SUPPLIED PASSAGE.
>>

The workforce today wants to be great at what they do. The employees want objective performance reviews, and they want to be recognized when they are adding value for the business and team.

Creating a performance management system at work can be successful if you do these three things. If you miss one of the three foundations in your performance management system, you won't achieve the benefits of more engaged employees and better business results.

The system must be fair

This is the most important of all the points in this blog. Your performance management system must be fair, and the majority of employees need to agree that it is fair. If employees don’t agree that the system is fair, they won’t even participate. No one wants to participate in an unfair system and “lose.”

Here are some ways you can make sure the system is fair:

  • Engage your top 5 employees from each department and ask them if the system seems to fairly award credit for performance
  • Assign a “value” to each task and award exactly that amount when the task is completed
  • Make sure that the majority of employees agree to the task “value”. A common question here is, “without any major issues, how long does this task normally take?”
  • Give employees equal access to opportunities to add value. If you give all the big value tasks to one team or shift, the system will not seem fair.

<<

Element boundary records:
>>

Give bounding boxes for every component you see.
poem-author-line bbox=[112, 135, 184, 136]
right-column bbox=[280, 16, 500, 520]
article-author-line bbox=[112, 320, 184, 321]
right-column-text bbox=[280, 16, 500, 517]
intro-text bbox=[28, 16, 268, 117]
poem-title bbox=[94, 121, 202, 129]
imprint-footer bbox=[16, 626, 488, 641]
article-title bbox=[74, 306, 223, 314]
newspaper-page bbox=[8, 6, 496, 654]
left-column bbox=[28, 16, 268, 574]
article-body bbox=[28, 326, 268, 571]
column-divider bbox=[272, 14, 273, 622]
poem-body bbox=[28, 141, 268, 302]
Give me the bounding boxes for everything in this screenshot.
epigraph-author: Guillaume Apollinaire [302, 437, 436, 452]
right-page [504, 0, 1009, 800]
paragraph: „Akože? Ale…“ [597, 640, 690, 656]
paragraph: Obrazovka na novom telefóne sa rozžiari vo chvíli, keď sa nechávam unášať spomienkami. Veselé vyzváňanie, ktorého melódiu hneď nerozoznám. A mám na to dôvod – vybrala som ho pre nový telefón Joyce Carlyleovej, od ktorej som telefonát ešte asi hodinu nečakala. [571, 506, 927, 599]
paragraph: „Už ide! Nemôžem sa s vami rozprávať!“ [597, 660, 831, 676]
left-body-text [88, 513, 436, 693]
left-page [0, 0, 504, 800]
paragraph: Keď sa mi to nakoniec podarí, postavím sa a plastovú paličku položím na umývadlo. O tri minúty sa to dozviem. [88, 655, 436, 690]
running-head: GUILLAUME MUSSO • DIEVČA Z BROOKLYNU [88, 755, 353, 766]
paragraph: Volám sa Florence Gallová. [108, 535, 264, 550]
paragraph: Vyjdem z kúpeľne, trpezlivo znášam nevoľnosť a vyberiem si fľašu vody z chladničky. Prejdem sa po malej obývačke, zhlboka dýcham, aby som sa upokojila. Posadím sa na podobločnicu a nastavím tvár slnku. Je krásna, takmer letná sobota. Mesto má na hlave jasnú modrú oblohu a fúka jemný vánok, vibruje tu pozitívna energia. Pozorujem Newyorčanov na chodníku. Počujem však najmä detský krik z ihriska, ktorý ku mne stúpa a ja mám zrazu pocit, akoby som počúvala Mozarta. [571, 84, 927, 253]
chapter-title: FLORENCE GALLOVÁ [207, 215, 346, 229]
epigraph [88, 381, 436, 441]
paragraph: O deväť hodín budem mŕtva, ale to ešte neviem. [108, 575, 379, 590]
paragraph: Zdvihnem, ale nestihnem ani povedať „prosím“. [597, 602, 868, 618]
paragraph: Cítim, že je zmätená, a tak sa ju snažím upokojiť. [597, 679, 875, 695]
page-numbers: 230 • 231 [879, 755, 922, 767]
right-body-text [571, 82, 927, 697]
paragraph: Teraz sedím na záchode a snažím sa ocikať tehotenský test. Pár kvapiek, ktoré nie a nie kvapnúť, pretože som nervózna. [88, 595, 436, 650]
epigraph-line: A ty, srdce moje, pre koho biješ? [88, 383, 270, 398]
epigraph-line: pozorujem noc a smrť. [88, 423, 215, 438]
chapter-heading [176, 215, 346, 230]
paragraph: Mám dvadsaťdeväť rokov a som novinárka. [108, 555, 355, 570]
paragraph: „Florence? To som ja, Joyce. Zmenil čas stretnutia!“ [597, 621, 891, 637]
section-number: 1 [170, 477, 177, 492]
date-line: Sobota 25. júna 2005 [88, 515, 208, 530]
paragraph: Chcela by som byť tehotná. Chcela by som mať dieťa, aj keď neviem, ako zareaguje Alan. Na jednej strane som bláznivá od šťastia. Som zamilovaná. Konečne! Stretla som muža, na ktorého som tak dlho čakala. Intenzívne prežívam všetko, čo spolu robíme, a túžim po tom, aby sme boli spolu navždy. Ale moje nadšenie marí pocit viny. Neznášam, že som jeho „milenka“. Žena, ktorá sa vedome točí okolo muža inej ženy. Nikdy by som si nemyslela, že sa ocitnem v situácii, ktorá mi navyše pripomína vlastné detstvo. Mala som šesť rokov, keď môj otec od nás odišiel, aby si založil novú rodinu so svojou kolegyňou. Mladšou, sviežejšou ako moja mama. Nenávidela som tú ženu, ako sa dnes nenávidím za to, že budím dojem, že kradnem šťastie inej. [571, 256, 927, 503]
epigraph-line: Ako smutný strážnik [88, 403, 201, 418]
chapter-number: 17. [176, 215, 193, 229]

<<
>>

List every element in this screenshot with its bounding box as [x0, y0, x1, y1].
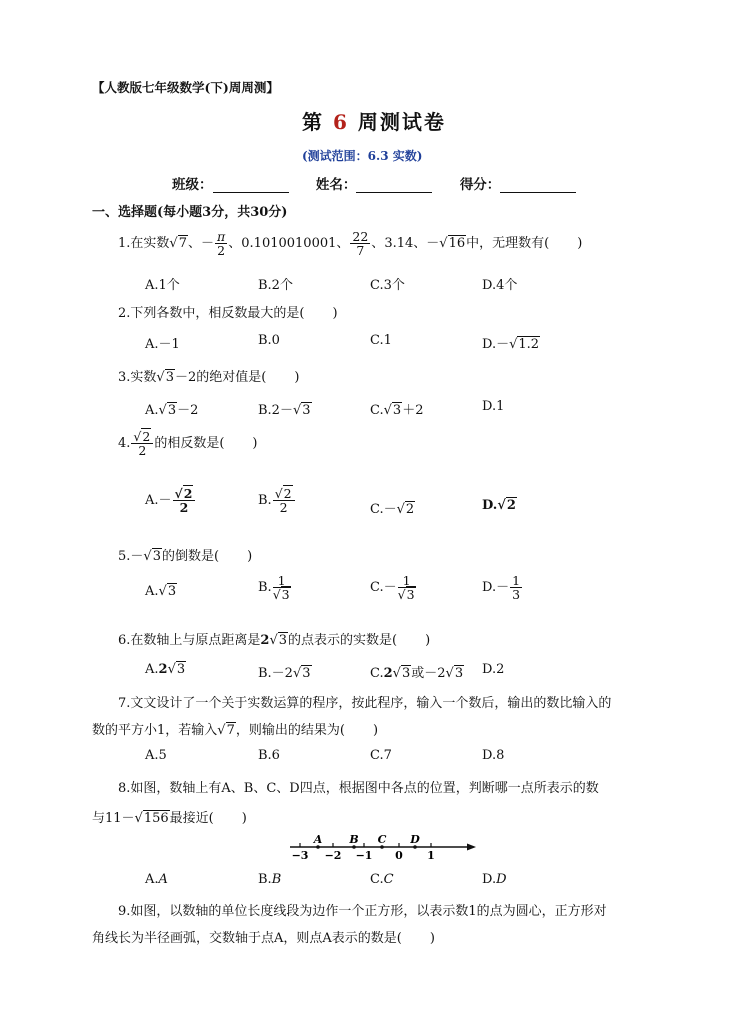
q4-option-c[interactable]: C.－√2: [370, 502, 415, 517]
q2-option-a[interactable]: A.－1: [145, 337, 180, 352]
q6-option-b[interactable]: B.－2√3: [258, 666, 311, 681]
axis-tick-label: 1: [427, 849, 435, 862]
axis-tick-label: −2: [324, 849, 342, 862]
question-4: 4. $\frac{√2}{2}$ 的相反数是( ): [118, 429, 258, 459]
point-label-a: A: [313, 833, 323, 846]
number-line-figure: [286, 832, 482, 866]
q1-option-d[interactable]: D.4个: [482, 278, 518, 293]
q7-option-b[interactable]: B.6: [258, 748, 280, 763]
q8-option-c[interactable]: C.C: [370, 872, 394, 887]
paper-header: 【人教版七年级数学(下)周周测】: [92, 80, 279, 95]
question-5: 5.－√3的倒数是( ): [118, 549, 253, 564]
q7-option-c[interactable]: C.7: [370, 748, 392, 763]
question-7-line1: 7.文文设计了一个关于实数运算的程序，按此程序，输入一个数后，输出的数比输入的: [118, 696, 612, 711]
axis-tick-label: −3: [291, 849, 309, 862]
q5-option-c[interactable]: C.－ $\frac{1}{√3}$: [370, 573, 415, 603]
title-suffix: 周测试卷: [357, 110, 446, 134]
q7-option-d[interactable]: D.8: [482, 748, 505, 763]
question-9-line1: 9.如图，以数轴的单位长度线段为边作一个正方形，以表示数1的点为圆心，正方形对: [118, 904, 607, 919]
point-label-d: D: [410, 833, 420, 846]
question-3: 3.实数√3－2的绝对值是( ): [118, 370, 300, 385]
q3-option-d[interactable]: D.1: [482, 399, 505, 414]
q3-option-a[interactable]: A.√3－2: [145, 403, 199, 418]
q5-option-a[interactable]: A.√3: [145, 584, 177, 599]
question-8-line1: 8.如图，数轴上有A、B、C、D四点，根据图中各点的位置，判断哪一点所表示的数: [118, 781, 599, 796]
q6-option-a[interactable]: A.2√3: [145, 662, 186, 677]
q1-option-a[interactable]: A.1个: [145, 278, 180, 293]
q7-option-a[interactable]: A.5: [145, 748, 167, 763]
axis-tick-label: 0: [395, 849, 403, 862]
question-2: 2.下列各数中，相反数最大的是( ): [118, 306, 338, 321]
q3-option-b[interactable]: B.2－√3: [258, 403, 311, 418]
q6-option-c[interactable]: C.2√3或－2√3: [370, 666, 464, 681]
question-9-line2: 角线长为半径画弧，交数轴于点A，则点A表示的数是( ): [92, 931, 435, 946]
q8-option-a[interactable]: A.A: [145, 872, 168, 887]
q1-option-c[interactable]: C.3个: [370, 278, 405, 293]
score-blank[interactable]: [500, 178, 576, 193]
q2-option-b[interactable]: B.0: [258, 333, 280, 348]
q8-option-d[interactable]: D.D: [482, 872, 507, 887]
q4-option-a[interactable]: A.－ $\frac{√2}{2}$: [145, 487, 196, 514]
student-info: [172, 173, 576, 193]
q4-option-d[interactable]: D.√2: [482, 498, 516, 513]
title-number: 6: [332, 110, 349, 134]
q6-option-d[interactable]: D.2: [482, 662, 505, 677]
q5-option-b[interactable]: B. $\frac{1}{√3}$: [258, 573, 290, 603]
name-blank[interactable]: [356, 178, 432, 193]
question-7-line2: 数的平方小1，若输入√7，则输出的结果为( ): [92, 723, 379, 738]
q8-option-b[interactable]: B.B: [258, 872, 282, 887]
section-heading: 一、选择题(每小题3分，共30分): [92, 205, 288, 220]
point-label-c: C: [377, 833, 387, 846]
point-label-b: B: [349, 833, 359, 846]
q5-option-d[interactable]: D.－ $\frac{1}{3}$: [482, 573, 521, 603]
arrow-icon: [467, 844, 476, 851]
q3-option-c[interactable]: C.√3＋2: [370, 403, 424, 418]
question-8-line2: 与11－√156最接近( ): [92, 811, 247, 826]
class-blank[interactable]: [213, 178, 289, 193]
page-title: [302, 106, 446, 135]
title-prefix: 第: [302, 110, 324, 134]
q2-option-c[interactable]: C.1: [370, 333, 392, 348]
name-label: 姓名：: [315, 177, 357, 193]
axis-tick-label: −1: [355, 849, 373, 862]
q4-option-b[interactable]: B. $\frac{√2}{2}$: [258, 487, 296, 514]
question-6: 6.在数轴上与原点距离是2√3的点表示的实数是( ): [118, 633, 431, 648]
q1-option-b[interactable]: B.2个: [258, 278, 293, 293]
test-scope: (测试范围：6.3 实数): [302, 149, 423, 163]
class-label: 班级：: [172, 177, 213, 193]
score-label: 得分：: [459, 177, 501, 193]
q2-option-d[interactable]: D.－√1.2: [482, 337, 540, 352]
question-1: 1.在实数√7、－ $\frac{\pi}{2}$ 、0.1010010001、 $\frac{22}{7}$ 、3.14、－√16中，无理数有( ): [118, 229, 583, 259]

<<

SET PROBLEM 1.
In the performance management text, what happens if employees don't agree that the system is fair?
SET PROBLEM 2.
Condense the paragraph in the performance management text that begins "This is the most important" into a shorter version that keeps its main facts.

FULL SOLUTION 1.
They won't even participate.

FULL SOLUTION 2.
Fairness is the most important point: most employees must agree the performance management system is fair, or they won't participate, since no one wants to "lose" in an unfair system.